● **WORK TO DO**
Look through the listing below and work out how many of its lines hold the word "appareils". Give only the number.
►
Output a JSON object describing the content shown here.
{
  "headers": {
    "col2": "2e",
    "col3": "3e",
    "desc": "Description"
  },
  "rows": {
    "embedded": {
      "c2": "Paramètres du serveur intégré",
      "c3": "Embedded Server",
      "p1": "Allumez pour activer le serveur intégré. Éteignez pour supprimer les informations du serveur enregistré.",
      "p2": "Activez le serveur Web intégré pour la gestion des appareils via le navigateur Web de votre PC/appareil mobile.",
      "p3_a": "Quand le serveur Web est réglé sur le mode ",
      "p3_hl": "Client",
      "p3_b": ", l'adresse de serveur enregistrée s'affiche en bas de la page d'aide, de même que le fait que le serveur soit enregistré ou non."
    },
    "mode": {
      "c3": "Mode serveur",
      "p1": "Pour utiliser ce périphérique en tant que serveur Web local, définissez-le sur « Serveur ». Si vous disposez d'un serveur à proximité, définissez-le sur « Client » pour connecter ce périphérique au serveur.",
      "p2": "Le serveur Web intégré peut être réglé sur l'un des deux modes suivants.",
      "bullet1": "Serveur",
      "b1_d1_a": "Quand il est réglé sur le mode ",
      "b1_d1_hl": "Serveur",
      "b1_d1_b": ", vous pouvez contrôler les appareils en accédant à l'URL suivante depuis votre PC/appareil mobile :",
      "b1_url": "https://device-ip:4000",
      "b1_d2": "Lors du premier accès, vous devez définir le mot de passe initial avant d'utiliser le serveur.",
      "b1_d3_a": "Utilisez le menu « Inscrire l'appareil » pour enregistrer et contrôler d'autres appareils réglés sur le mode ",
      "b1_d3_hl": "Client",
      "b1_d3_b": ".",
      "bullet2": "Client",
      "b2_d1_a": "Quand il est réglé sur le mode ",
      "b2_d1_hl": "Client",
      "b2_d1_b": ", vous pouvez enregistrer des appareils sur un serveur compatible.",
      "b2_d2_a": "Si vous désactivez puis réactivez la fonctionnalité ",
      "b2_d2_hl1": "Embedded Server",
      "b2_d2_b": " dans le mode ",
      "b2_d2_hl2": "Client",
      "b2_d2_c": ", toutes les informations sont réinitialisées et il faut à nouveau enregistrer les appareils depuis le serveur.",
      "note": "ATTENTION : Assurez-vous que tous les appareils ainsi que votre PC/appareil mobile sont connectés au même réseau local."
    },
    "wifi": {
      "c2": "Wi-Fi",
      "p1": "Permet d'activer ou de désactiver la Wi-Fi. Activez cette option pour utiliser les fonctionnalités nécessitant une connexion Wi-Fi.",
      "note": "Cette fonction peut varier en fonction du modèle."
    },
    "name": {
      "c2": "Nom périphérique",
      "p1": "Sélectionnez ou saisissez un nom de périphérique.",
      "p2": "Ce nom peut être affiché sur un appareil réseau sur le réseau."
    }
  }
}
◄
● **RESPONSE**
6